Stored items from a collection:

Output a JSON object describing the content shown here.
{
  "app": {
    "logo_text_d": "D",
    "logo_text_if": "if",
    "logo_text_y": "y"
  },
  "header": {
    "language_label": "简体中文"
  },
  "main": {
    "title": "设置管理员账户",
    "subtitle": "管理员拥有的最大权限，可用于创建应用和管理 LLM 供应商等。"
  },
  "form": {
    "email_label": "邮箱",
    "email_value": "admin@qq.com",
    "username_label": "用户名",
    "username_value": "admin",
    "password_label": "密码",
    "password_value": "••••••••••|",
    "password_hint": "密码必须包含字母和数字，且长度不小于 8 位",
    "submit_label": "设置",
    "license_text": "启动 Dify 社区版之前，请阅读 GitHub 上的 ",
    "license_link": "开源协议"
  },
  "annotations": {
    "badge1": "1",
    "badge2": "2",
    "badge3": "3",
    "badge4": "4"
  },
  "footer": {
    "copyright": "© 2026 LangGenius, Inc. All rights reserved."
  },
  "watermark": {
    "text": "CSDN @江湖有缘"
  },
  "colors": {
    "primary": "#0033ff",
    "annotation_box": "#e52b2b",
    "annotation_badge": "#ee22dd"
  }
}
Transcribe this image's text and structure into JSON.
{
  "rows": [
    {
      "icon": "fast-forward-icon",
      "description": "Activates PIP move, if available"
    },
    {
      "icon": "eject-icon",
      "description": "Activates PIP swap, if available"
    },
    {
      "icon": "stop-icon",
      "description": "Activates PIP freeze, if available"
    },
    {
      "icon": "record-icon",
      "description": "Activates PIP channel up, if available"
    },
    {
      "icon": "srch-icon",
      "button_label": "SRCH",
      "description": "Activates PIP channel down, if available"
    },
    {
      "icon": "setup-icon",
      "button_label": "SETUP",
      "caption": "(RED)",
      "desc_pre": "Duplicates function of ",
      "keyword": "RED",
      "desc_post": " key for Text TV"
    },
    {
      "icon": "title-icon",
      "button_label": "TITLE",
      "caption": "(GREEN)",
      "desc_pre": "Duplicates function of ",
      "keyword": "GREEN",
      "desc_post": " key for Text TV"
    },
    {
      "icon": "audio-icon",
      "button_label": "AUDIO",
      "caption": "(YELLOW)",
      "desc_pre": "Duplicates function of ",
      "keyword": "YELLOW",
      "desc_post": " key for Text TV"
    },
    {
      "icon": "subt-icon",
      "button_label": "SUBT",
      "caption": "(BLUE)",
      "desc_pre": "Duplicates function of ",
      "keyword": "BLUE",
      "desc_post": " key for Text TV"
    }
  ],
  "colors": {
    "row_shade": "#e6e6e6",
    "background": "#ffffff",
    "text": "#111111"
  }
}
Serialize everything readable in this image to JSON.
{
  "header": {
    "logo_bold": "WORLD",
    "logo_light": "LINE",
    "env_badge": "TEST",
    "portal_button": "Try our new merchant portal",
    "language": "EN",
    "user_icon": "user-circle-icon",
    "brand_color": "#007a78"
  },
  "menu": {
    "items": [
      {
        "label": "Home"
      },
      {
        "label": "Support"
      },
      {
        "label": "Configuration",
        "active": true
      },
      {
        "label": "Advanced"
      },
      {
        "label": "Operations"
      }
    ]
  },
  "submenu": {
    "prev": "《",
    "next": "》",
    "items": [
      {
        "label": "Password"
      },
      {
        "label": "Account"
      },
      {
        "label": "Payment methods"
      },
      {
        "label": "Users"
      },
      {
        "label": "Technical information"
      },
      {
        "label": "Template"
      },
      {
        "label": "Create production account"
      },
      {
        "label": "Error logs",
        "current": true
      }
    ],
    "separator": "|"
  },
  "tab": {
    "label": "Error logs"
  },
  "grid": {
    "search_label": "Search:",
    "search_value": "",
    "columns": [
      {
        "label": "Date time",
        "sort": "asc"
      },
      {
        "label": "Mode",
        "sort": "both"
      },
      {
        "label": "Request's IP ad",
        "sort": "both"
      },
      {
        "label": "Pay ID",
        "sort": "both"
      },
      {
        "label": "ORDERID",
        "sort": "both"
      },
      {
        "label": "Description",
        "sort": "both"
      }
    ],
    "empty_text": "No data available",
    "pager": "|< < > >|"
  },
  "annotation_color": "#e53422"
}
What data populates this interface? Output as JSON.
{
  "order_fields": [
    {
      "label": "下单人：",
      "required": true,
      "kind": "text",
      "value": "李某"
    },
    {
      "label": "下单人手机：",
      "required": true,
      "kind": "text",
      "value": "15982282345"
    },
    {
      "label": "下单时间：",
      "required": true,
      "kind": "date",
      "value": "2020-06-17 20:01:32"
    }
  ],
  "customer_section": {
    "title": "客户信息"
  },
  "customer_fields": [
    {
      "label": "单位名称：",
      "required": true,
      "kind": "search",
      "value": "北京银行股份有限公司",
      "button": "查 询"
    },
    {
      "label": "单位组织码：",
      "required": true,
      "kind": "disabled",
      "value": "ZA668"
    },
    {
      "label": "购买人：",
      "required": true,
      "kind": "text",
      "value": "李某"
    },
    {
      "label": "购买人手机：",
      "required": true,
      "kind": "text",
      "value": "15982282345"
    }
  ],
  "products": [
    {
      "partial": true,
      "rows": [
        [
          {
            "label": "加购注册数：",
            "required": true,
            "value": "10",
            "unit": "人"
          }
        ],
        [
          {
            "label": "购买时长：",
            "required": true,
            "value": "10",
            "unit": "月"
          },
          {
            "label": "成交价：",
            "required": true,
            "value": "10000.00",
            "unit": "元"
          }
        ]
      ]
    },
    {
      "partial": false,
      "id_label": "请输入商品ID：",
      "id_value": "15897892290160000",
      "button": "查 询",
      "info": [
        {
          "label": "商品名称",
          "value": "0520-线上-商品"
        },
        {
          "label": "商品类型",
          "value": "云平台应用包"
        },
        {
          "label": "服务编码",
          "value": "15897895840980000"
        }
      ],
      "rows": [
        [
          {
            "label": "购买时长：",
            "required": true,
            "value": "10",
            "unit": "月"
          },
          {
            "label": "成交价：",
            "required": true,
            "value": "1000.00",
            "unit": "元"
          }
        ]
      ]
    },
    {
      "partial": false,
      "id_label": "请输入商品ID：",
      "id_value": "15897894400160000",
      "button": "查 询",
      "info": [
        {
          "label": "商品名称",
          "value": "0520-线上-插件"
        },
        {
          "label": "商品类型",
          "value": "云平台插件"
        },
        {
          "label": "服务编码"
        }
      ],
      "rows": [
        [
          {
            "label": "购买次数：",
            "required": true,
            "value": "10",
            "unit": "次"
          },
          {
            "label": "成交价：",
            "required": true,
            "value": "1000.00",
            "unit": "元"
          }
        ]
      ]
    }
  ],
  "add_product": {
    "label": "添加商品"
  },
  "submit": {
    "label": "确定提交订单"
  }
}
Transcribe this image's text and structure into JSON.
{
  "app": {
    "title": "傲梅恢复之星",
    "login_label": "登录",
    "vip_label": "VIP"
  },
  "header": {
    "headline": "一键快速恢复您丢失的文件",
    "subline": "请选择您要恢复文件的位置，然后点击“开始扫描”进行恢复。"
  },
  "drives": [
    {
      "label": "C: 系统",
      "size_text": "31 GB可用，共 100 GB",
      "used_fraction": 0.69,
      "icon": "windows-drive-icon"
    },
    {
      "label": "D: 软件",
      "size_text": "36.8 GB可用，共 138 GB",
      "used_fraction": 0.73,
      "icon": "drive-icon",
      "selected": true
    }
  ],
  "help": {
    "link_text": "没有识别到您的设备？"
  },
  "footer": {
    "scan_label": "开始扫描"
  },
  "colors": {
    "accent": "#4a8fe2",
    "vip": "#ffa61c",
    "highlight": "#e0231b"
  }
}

**Stated task**
Repeat the material above in full, keeping every word.

**Completed exercise**
Output a JSON object describing the content shown here.
{
  "app": {
    "logo_text_d": "D",
    "logo_text_if": "if",
    "logo_text_y": "y"
  },
  "header": {
    "language_label": "简体中文"
  },
  "main": {
    "title": "设置管理员账户",
    "subtitle": "管理员拥有的最大权限，可用于创建应用和管理 LLM 供应商等。"
  },
  "form": {
    "email_label": "邮箱",
    "email_value": "admin@qq.com",
    "username_label": "用户名",
    "username_value": "admin",
    "password_label": "密码",
    "password_value": "••••••••••|",
    "password_hint": "密码必须包含字母和数字，且长度不小于 8 位",
    "submit_label": "设置",
    "license_text": "启动 Dify 社区版之前，请阅读 GitHub 上的 ",
    "license_link": "开源协议"
  },
  "annotations": {
    "badge1": "1",
    "badge2": "2",
    "badge3": "3",
    "badge4": "4"
  },
  "footer": {
    "copyright": "© 2026 LangGenius, Inc. All rights reserved."
  },
  "watermark": {
    "text": "CSDN @江湖有缘"
  },
  "colors": {
    "primary": "#0033ff",
    "annotation_box": "#e52b2b",
    "annotation_badge": "#ee22dd"
  }
}
Transcribe this image's text and structure into JSON.
{
  "rows": [
    {
      "icon": "fast-forward-icon",
      "description": "Activates PIP move, if available"
    },
    {
      "icon": "eject-icon",
      "description": "Activates PIP swap, if available"
    },
    {
      "icon": "stop-icon",
      "description": "Activates PIP freeze, if available"
    },
    {
      "icon": "record-icon",
      "description": "Activates PIP channel up, if available"
    },
    {
      "icon": "srch-icon",
      "button_label": "SRCH",
      "description": "Activates PIP channel down, if available"
    },
    {
      "icon": "setup-icon",
      "button_label": "SETUP",
      "caption": "(RED)",
      "desc_pre": "Duplicates function of ",
      "keyword": "RED",
      "desc_post": " key for Text TV"
    },
    {
      "icon": "title-icon",
      "button_label": "TITLE",
      "caption": "(GREEN)",
      "desc_pre": "Duplicates function of ",
      "keyword": "GREEN",
      "desc_post": " key for Text TV"
    },
    {
      "icon": "audio-icon",
      "button_label": "AUDIO",
      "caption": "(YELLOW)",
      "desc_pre": "Duplicates function of ",
      "keyword": "YELLOW",
      "desc_post": " key for Text TV"
    },
    {
      "icon": "subt-icon",
      "button_label": "SUBT",
      "caption": "(BLUE)",
      "desc_pre": "Duplicates function of ",
      "keyword": "BLUE",
      "desc_post": " key for Text TV"
    }
  ],
  "colors": {
    "row_shade": "#e6e6e6",
    "background": "#ffffff",
    "text": "#111111"
  }
}
Serialize everything readable in this image to JSON.
{
  "header": {
    "logo_bold": "WORLD",
    "logo_light": "LINE",
    "env_badge": "TEST",
    "portal_button": "Try our new merchant portal",
    "language": "EN",
    "user_icon": "user-circle-icon",
    "brand_color": "#007a78"
  },
  "menu": {
    "items": [
      {
        "label": "Home"
      },
      {
        "label": "Support"
      },
      {
        "label": "Configuration",
        "active": true
      },
      {
        "label": "Advanced"
      },
      {
        "label": "Operations"
      }
    ]
  },
  "submenu": {
    "prev": "《",
    "next": "》",
    "items": [
      {
        "label": "Password"
      },
      {
        "label": "Account"
      },
      {
        "label": "Payment methods"
      },
      {
        "label": "Users"
      },
      {
        "label": "Technical information"
      },
      {
        "label": "Template"
      },
      {
        "label": "Create production account"
      },
      {
        "label": "Error logs",
        "current": true
      }
    ],
    "separator": "|"
  },
  "tab": {
    "label": "Error logs"
  },
  "grid": {
    "search_label": "Search:",
    "search_value": "",
    "columns": [
      {
        "label": "Date time",
        "sort": "asc"
      },
      {
        "label": "Mode",
        "sort": "both"
      },
      {
        "label": "Request's IP ad",
        "sort": "both"
      },
      {
        "label": "Pay ID",
        "sort": "both"
      },
      {
        "label": "ORDERID",
        "sort": "both"
      },
      {
        "label": "Description",
        "sort": "both"
      }
    ],
    "empty_text": "No data available",
    "pager": "|< < > >|"
  },
  "annotation_color": "#e53422"
}
What data populates this interface? Output as JSON.
{
  "order_fields": [
    {
      "label": "下单人：",
      "required": true,
      "kind": "text",
      "value": "李某"
    },
    {
      "label": "下单人手机：",
      "required": true,
      "kind": "text",
      "value": "15982282345"
    },
    {
      "label": "下单时间：",
      "required": true,
      "kind": "date",
      "value": "2020-06-17 20:01:32"
    }
  ],
  "customer_section": {
    "title": "客户信息"
  },
  "customer_fields": [
    {
      "label": "单位名称：",
      "required": true,
      "kind": "search",
      "value": "北京银行股份有限公司",
      "button": "查 询"
    },
    {
      "label": "单位组织码：",
      "required": true,
      "kind": "disabled",
      "value": "ZA668"
    },
    {
      "label": "购买人：",
      "required": true,
      "kind": "text",
      "value": "李某"
    },
    {
      "label": "购买人手机：",
      "required": true,
      "kind": "text",
      "value": "15982282345"
    }
  ],
  "products": [
    {
      "partial": true,
      "rows": [
        [
          {
            "label": "加购注册数：",
            "required": true,
            "value": "10",
            "unit": "人"
          }
        ],
        [
          {
            "label": "购买时长：",
            "required": true,
            "value": "10",
            "unit": "月"
          },
          {
            "label": "成交价：",
            "required": true,
            "value": "10000.00",
            "unit": "元"
          }
        ]
      ]
    },
    {
      "partial": false,
      "id_label": "请输入商品ID：",
      "id_value": "15897892290160000",
      "button": "查 询",
      "info": [
        {
          "label": "商品名称",
          "value": "0520-线上-商品"
        },
        {
          "label": "商品类型",
          "value": "云平台应用包"
        },
        {
          "label": "服务编码",
          "value": "15897895840980000"
        }
      ],
      "rows": [
        [
          {
            "label": "购买时长：",
            "required": true,
            "value": "10",
            "unit": "月"
          },
          {
            "label": "成交价：",
            "required": true,
            "value": "1000.00",
            "unit": "元"
          }
        ]
      ]
    },
    {
      "partial": false,
      "id_label": "请输入商品ID：",
      "id_value": "15897894400160000",
      "button": "查 询",
      "info": [
        {
          "label": "商品名称",
          "value": "0520-线上-插件"
        },
        {
          "label": "商品类型",
          "value": "云平台插件"
        },
        {
          "label": "服务编码"
        }
      ],
      "rows": [
        [
          {
            "label": "购买次数：",
            "required": true,
            "value": "10",
            "unit": "次"
          },
          {
            "label": "成交价：",
            "required": true,
            "value": "1000.00",
            "unit": "元"
          }
        ]
      ]
    }
  ],
  "add_product": {
    "label": "添加商品"
  },
  "submit": {
    "label": "确定提交订单"
  }
}
Transcribe this image's text and structure into JSON.
{
  "app": {
    "title": "傲梅恢复之星",
    "login_label": "登录",
    "vip_label": "VIP"
  },
  "header": {
    "headline": "一键快速恢复您丢失的文件",
    "subline": "请选择您要恢复文件的位置，然后点击“开始扫描”进行恢复。"
  },
  "drives": [
    {
      "label": "C: 系统",
      "size_text": "31 GB可用，共 100 GB",
      "used_fraction": 0.69,
      "icon": "windows-drive-icon"
    },
    {
      "label": "D: 软件",
      "size_text": "36.8 GB可用，共 138 GB",
      "used_fraction": 0.73,
      "icon": "drive-icon",
      "selected": true
    }
  ],
  "help": {
    "link_text": "没有识别到您的设备？"
  },
  "footer": {
    "scan_label": "开始扫描"
  },
  "colors": {
    "accent": "#4a8fe2",
    "vip": "#ffa61c",
    "highlight": "#e0231b"
  }
}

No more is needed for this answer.